== DATASET CONTENT ==
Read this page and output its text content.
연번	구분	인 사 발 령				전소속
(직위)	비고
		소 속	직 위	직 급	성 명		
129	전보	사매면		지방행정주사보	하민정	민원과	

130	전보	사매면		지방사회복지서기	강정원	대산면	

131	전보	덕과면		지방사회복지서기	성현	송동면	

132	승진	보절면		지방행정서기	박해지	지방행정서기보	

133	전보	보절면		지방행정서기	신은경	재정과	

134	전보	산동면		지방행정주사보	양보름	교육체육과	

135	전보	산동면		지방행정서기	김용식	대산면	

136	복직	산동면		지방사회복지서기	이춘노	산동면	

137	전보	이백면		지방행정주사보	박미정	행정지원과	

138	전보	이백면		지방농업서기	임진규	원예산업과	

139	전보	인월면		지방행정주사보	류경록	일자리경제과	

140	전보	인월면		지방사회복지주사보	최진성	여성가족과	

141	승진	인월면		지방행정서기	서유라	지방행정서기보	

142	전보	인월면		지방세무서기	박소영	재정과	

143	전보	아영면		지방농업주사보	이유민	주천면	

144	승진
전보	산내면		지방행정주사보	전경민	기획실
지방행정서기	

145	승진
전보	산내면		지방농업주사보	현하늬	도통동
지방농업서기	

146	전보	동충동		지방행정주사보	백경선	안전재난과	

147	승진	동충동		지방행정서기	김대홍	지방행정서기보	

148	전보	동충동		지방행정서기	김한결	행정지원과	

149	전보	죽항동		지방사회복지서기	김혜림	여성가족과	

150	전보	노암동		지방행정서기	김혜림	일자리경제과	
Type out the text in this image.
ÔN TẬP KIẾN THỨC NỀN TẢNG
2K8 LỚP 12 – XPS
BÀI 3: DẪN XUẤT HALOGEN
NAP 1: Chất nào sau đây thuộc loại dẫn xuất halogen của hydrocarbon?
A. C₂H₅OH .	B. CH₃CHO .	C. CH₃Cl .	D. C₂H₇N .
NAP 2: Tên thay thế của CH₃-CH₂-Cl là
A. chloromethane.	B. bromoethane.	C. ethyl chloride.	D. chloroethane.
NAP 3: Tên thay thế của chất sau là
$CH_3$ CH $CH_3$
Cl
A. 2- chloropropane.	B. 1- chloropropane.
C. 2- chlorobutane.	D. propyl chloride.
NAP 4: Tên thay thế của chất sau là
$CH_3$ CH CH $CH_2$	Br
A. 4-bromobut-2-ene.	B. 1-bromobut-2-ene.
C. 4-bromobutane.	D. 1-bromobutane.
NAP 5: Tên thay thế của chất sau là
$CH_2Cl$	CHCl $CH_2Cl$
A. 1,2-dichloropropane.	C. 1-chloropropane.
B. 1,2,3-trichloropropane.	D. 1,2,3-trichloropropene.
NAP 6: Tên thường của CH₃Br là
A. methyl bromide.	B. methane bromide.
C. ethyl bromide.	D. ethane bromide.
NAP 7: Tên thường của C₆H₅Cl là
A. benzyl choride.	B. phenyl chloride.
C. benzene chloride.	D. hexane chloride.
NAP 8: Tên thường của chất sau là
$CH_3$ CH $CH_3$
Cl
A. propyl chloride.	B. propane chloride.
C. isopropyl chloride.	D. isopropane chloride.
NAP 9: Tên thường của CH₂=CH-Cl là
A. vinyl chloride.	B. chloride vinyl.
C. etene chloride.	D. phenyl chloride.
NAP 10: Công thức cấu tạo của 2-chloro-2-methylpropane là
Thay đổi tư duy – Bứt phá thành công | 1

== WRITTEN EXERCISE ==
Extract the complete set of records unchanged.

== CORRECT OUTPUT ==
Read this page and output its text content.
연번	구분	인 사 발 령				전소속
(직위)	비고
		소 속	직 위	직 급	성 명		
129	전보	사매면		지방행정주사보	하민정	민원과	

130	전보	사매면		지방사회복지서기	강정원	대산면	

131	전보	덕과면		지방사회복지서기	성현	송동면	

132	승진	보절면		지방행정서기	박해지	지방행정서기보	

133	전보	보절면		지방행정서기	신은경	재정과	

134	전보	산동면		지방행정주사보	양보름	교육체육과	

135	전보	산동면		지방행정서기	김용식	대산면	

136	복직	산동면		지방사회복지서기	이춘노	산동면	

137	전보	이백면		지방행정주사보	박미정	행정지원과	

138	전보	이백면		지방농업서기	임진규	원예산업과	

139	전보	인월면		지방행정주사보	류경록	일자리경제과	

140	전보	인월면		지방사회복지주사보	최진성	여성가족과	

141	승진	인월면		지방행정서기	서유라	지방행정서기보	

142	전보	인월면		지방세무서기	박소영	재정과	

143	전보	아영면		지방농업주사보	이유민	주천면	

144	승진
전보	산내면		지방행정주사보	전경민	기획실
지방행정서기	

145	승진
전보	산내면		지방농업주사보	현하늬	도통동
지방농업서기	

146	전보	동충동		지방행정주사보	백경선	안전재난과	

147	승진	동충동		지방행정서기	김대홍	지방행정서기보	

148	전보	동충동		지방행정서기	김한결	행정지원과	

149	전보	죽항동		지방사회복지서기	김혜림	여성가족과	

150	전보	노암동		지방행정서기	김혜림	일자리경제과	
Type out the text in this image.
ÔN TẬP KIẾN THỨC NỀN TẢNG
2K8 LỚP 12 – XPS
BÀI 3: DẪN XUẤT HALOGEN
NAP 1: Chất nào sau đây thuộc loại dẫn xuất halogen của hydrocarbon?
A. C₂H₅OH .	B. CH₃CHO .	C. CH₃Cl .	D. C₂H₇N .
NAP 2: Tên thay thế của CH₃-CH₂-Cl là
A. chloromethane.	B. bromoethane.	C. ethyl chloride.	D. chloroethane.
NAP 3: Tên thay thế của chất sau là
$CH_3$ CH $CH_3$
Cl
A. 2- chloropropane.	B. 1- chloropropane.
C. 2- chlorobutane.	D. propyl chloride.
NAP 4: Tên thay thế của chất sau là
$CH_3$ CH CH $CH_2$	Br
A. 4-bromobut-2-ene.	B. 1-bromobut-2-ene.
C. 4-bromobutane.	D. 1-bromobutane.
NAP 5: Tên thay thế của chất sau là
$CH_2Cl$	CHCl $CH_2Cl$
A. 1,2-dichloropropane.	C. 1-chloropropane.
B. 1,2,3-trichloropropane.	D. 1,2,3-trichloropropene.
NAP 6: Tên thường của CH₃Br là
A. methyl bromide.	B. methane bromide.
C. ethyl bromide.	D. ethane bromide.
NAP 7: Tên thường của C₆H₅Cl là
A. benzyl choride.	B. phenyl chloride.
C. benzene chloride.	D. hexane chloride.
NAP 8: Tên thường của chất sau là
$CH_3$ CH $CH_3$
Cl
A. propyl chloride.	B. propane chloride.
C. isopropyl chloride.	D. isopropane chloride.
NAP 9: Tên thường của CH₂=CH-Cl là
A. vinyl chloride.	B. chloride vinyl.
C. etene chloride.	D. phenyl chloride.
NAP 10: Công thức cấu tạo của 2-chloro-2-methylpropane là
Thay đổi tư duy – Bứt phá thành công | 1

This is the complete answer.